> [WHAT YOU WILL DO]
Copy out the part of the material that opens with the line containing "767, 854, 781]" and closes with the line containing "691, 922, 702]", both included, with no changes.

> [DATA TO USE]
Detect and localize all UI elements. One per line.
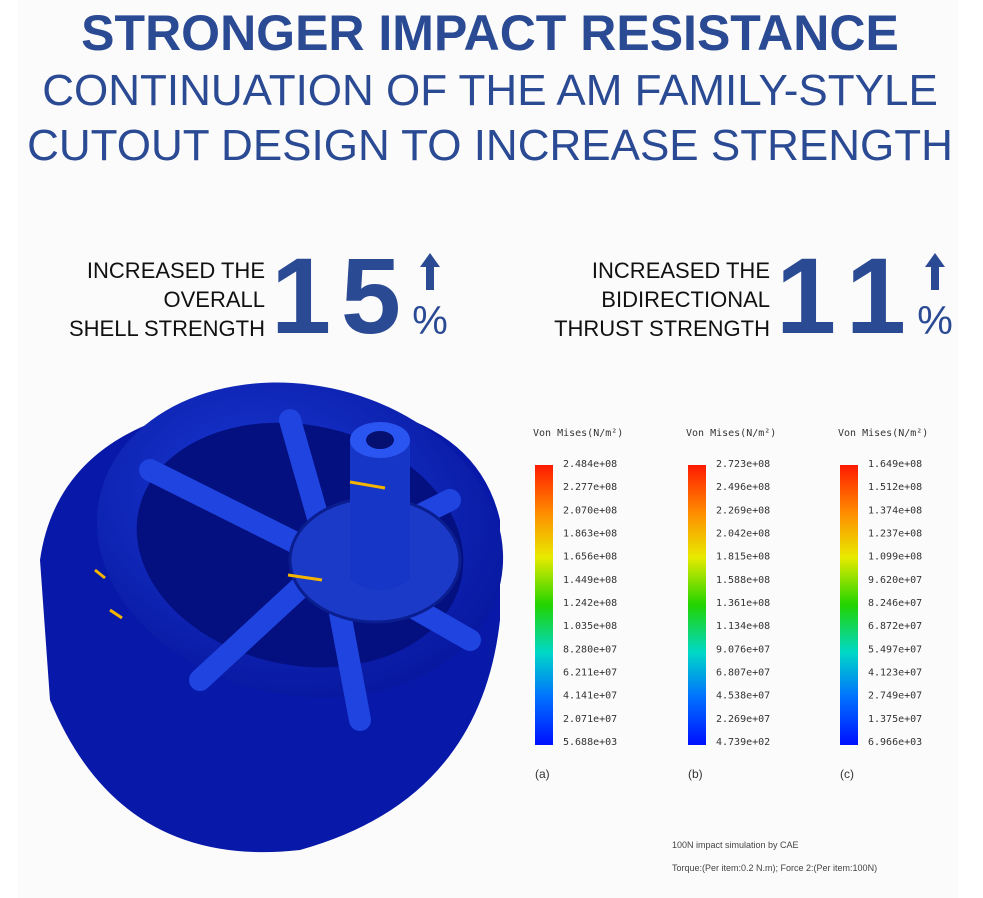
legend-caption: (c)	[840, 767, 854, 781]
legend-value: 2.723e+08	[716, 459, 770, 470]
legend-value: 1.656e+08	[563, 552, 617, 563]
legend-value: 2.042e+08	[716, 529, 770, 540]
stat-label: SHELL STRENGTH	[69, 316, 265, 341]
legend-value: 2.071e+07	[563, 714, 617, 725]
legend-value: 1.863e+08	[563, 529, 617, 540]
legend-value: 8.280e+07	[563, 644, 617, 655]
legend-value: 2.269e+07	[716, 714, 770, 725]
legend-caption: (a)	[535, 767, 550, 781]
title: STRONGER IMPACT RESISTANCE	[81, 5, 899, 61]
legend-value: 4.739e+02	[716, 737, 770, 748]
legend-value: 2.070e+08	[563, 505, 617, 516]
legend-value: 1.035e+08	[563, 621, 617, 632]
stat-label: INCREASED THE	[87, 258, 265, 283]
legend-value: 1.649e+08	[868, 459, 922, 470]
legend-title: Von Mises(N/m²)	[838, 428, 928, 439]
legend-value: 2.269e+08	[716, 505, 770, 516]
legend-value: 1.099e+08	[868, 552, 922, 563]
legend-value: 2.749e+07	[868, 691, 922, 702]
legend-value: 4.123e+07	[868, 668, 922, 679]
legend-value: 9.076e+07	[716, 644, 770, 655]
stat-label: OVERALL	[164, 287, 266, 312]
legend-value: 4.141e+07	[563, 691, 617, 702]
legend-value: 9.620e+07	[868, 575, 922, 586]
legend-value: 2.277e+08	[563, 482, 617, 493]
legend-value: 1.449e+08	[563, 575, 617, 586]
stat-label: BIDIRECTIONAL	[601, 287, 770, 312]
legend-value: 1.374e+08	[868, 505, 922, 516]
legend-value: 1.237e+08	[868, 529, 922, 540]
footnote: Torque:(Per item:0.2 N.m); Force 2:(Per …	[672, 863, 877, 873]
color-bar	[688, 465, 706, 745]
legend-value: 4.538e+07	[716, 691, 770, 702]
stat-unit: %	[412, 299, 448, 343]
color-bar	[840, 465, 858, 745]
legend-value: 1.512e+08	[868, 482, 922, 493]
legend-value: 1.242e+08	[563, 598, 617, 609]
legend-value: 8.246e+07	[868, 598, 922, 609]
legend-title: Von Mises(N/m²)	[533, 428, 623, 439]
legend-value: 1.375e+07	[868, 714, 922, 725]
stat-unit: %	[917, 299, 953, 343]
subtitle: CONTINUATION OF THE AM FAMILY-STYLE	[42, 66, 938, 115]
legend-value: 6.966e+03	[868, 737, 922, 748]
legend-value: 1.588e+08	[716, 575, 770, 586]
legend-caption: (b)	[688, 767, 703, 781]
legend-value: 6.807e+07	[716, 668, 770, 679]
up-arrow	[420, 253, 440, 290]
color-bar	[535, 465, 553, 745]
legend-value: 5.497e+07	[868, 644, 922, 655]
footnote: 100N impact simulation by CAE	[672, 840, 799, 850]
subtitle: CUTOUT DESIGN TO INCREASE STRENGTH	[27, 121, 953, 170]
legend-value: 2.484e+08	[563, 459, 617, 470]
legend-title: Von Mises(N/m²)	[686, 428, 776, 439]
rotor-illustration	[40, 382, 504, 853]
legend-value: 6.872e+07	[868, 621, 922, 632]
stat-label: INCREASED THE	[592, 258, 770, 283]
legend-value: 1.361e+08	[716, 598, 770, 609]
stat-label: THRUST STRENGTH	[554, 316, 770, 341]
up-arrow	[925, 253, 945, 290]
legend-value: 5.688e+03	[563, 737, 617, 748]
legend-value: 2.496e+08	[716, 482, 770, 493]
legend-value: 1.134e+08	[716, 621, 770, 632]
legend-value: 1.815e+08	[716, 552, 770, 563]
legend-value: 6.211e+07	[563, 668, 617, 679]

> [COMPLETE ANSWER]
legend-caption: (c)	[840, 767, 854, 781]
legend-value: 2.723e+08	[716, 459, 770, 470]
legend-value: 1.656e+08	[563, 552, 617, 563]
legend-value: 2.042e+08	[716, 529, 770, 540]
stat-label: SHELL STRENGTH	[69, 316, 265, 341]
legend-value: 2.071e+07	[563, 714, 617, 725]
legend-value: 1.863e+08	[563, 529, 617, 540]
legend-value: 8.280e+07	[563, 644, 617, 655]
legend-value: 2.269e+07	[716, 714, 770, 725]
legend-caption: (a)	[535, 767, 550, 781]
title: STRONGER IMPACT RESISTANCE	[81, 5, 899, 61]
legend-value: 4.739e+02	[716, 737, 770, 748]
legend-value: 2.070e+08	[563, 505, 617, 516]
legend-value: 1.035e+08	[563, 621, 617, 632]
stat-label: INCREASED THE	[87, 258, 265, 283]
legend-value: 1.649e+08	[868, 459, 922, 470]
legend-title: Von Mises(N/m²)	[838, 428, 928, 439]
legend-value: 2.269e+08	[716, 505, 770, 516]
legend-value: 1.099e+08	[868, 552, 922, 563]
legend-value: 2.749e+07	[868, 691, 922, 702]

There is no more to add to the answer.